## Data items
--- begin ---

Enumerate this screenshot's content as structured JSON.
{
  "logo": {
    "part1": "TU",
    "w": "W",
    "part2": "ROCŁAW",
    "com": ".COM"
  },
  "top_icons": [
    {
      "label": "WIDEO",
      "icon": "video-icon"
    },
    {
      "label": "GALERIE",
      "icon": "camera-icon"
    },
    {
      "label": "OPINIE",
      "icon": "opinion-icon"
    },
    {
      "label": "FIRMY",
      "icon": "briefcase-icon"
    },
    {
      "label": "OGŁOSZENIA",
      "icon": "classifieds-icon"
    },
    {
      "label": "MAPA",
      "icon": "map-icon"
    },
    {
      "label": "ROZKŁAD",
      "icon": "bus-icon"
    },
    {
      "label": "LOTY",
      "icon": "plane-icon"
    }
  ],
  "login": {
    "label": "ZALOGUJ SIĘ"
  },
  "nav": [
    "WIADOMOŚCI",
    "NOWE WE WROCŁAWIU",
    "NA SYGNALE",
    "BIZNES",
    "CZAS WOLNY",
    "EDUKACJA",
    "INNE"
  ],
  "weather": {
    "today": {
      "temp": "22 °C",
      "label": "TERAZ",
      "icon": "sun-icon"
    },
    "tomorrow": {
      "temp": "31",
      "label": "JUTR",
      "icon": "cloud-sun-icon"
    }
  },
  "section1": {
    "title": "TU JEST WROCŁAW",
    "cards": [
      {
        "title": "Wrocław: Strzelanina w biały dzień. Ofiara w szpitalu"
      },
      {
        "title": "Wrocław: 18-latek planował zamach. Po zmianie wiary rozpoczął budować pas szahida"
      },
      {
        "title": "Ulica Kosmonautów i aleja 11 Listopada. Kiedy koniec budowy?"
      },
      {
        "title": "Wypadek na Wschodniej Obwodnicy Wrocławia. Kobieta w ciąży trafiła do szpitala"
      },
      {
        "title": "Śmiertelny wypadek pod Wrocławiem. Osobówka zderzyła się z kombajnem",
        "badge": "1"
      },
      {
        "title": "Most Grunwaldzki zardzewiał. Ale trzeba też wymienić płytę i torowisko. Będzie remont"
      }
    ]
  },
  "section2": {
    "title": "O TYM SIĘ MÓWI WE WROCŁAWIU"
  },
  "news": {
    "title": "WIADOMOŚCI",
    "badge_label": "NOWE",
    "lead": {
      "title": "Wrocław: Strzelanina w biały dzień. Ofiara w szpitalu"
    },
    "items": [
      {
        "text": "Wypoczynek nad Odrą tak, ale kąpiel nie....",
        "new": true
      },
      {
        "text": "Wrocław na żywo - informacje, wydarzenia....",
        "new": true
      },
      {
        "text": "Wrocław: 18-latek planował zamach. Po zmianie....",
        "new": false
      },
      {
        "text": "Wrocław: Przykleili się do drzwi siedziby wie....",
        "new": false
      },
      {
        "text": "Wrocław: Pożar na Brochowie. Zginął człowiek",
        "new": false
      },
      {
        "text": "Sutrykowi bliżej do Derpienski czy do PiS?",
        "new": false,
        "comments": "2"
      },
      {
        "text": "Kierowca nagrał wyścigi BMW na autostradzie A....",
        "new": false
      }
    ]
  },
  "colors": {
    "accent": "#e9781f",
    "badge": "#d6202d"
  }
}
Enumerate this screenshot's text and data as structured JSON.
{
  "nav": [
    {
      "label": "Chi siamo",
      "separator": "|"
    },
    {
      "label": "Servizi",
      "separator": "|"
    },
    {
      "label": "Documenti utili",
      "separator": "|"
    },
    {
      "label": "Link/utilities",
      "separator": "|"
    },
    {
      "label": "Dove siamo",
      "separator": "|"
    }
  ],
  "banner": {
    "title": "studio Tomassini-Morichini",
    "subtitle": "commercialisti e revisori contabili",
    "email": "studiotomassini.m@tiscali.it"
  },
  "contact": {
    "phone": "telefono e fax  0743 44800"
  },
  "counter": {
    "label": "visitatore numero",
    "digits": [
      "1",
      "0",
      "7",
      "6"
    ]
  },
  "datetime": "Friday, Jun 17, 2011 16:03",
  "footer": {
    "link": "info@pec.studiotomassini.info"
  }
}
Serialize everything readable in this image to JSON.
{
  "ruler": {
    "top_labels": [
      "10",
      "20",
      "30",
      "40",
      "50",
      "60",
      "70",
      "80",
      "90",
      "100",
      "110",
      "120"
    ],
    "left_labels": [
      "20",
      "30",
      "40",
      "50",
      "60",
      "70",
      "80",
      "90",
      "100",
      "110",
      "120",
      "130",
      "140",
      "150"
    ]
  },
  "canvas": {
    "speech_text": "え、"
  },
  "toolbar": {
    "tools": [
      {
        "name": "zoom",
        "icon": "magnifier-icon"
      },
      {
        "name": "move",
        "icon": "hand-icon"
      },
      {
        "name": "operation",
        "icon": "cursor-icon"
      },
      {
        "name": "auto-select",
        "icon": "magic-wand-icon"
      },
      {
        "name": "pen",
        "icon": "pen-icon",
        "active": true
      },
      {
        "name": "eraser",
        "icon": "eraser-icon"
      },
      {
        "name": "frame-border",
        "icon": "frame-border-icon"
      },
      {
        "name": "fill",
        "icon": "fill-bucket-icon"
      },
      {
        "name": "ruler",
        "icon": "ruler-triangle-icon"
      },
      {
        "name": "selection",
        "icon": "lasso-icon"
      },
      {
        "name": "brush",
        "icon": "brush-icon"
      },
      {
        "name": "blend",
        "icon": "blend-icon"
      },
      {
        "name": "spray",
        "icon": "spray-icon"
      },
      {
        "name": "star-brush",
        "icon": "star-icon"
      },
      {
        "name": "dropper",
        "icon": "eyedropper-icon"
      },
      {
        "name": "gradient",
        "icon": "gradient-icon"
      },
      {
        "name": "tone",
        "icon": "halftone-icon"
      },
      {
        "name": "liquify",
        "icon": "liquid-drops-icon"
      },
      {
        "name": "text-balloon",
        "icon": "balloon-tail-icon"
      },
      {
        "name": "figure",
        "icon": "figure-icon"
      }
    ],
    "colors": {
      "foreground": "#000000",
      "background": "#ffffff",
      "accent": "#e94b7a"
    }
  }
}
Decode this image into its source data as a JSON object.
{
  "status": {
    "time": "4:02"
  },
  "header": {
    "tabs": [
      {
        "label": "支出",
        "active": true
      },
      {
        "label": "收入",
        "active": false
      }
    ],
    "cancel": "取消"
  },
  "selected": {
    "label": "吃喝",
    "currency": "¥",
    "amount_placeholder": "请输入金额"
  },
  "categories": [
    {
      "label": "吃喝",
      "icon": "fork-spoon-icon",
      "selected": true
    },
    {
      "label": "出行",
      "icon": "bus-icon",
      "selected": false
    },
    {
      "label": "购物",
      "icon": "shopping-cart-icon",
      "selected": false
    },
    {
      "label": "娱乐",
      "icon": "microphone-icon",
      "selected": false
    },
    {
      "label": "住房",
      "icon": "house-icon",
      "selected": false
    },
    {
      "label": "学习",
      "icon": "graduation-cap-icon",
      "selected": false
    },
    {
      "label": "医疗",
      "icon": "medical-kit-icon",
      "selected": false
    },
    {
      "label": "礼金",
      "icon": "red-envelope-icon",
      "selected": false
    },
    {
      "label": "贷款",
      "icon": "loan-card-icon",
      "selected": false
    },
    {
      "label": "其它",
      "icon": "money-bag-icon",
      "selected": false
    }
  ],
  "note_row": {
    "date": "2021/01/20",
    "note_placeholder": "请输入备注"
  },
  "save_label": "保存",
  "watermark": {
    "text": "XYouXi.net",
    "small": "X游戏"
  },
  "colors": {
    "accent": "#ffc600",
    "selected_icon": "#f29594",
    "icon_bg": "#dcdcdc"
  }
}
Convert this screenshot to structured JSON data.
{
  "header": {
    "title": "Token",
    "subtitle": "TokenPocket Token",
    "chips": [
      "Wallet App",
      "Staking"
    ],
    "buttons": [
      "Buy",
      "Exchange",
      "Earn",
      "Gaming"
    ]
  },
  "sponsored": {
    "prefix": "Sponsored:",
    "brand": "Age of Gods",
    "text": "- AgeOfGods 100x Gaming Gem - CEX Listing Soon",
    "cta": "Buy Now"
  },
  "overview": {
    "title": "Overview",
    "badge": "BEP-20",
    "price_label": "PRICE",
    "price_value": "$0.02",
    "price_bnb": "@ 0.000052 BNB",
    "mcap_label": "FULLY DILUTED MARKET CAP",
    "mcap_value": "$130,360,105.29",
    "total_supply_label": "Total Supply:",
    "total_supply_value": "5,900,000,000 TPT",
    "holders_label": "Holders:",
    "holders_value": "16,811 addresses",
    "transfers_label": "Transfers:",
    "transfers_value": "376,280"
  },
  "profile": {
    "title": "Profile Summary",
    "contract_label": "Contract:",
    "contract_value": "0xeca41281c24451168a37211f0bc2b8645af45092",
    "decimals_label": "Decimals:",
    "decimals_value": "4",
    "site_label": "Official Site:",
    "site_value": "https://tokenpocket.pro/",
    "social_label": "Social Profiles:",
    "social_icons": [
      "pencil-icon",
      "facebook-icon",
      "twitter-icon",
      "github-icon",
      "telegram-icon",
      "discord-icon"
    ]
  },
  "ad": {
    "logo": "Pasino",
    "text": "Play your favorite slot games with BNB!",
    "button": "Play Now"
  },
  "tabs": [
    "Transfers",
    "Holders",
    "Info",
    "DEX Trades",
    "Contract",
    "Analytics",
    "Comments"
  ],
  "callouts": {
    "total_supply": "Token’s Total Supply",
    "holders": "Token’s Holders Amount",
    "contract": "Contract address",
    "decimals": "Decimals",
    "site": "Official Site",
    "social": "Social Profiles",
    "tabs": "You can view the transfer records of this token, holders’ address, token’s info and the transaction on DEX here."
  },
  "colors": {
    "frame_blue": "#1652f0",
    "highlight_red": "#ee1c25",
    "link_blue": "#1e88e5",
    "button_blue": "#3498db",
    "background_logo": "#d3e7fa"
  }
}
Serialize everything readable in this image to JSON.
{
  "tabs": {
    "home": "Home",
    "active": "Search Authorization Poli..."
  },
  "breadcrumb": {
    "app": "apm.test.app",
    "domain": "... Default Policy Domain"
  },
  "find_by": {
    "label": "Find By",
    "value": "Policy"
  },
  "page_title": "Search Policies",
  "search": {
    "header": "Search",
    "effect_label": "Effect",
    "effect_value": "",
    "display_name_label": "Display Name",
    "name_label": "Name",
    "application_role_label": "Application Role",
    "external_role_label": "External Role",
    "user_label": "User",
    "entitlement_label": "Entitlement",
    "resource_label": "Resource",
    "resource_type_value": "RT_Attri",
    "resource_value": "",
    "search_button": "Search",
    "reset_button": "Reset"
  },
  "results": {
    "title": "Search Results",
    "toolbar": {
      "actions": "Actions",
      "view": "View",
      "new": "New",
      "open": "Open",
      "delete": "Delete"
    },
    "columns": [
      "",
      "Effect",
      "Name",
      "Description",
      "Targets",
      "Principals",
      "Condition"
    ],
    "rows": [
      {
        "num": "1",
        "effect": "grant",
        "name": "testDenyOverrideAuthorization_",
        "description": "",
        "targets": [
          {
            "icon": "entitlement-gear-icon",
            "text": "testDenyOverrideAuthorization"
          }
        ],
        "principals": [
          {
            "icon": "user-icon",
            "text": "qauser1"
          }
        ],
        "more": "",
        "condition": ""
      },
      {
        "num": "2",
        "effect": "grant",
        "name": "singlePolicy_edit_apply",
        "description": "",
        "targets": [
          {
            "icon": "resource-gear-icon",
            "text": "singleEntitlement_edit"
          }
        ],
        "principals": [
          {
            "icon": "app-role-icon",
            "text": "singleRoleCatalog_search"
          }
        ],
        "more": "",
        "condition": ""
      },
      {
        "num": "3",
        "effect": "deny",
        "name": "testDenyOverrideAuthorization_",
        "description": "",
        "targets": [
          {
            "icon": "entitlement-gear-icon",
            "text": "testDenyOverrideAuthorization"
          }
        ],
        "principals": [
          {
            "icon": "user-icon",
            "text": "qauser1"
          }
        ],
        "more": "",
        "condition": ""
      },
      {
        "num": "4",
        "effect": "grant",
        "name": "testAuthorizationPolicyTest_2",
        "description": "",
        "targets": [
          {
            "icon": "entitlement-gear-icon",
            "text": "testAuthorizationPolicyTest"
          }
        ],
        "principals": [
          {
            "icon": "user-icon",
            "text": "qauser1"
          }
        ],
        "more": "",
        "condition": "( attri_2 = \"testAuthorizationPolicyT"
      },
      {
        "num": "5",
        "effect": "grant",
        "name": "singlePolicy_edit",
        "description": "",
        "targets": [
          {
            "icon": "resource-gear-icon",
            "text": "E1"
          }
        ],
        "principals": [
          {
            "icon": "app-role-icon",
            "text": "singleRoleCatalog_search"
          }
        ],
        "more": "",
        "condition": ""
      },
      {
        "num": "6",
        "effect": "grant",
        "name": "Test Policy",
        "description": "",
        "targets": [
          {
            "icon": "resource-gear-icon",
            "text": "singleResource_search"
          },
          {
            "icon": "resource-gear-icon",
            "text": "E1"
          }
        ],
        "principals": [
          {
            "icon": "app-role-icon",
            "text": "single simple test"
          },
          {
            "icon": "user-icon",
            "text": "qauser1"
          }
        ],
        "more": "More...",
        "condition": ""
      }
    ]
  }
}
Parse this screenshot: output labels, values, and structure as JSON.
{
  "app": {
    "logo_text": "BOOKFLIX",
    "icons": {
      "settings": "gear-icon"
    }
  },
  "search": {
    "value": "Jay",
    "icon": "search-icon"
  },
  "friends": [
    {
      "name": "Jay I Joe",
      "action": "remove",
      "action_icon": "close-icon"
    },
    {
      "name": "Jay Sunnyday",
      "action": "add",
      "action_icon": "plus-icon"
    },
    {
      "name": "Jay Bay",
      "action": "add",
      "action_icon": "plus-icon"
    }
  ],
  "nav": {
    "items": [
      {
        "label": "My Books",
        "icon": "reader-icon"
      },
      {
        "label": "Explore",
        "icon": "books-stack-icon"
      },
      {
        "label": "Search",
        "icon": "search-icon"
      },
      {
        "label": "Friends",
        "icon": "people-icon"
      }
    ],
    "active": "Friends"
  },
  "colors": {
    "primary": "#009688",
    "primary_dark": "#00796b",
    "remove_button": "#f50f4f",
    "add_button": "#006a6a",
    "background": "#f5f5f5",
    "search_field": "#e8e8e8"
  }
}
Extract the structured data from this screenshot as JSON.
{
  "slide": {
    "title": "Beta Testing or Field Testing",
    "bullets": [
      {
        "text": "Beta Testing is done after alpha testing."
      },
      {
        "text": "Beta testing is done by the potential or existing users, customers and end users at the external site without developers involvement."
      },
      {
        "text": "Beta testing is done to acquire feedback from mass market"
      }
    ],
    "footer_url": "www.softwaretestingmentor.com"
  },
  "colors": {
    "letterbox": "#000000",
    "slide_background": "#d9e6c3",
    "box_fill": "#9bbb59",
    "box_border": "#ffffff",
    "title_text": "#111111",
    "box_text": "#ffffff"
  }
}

--- end ---

## Goal
Where a line in the material above holds "subtitle", copy that line.

## Result of this task
    "subtitle": "commercialisti e revisori contabili",
    "subtitle": "TokenPocket Token",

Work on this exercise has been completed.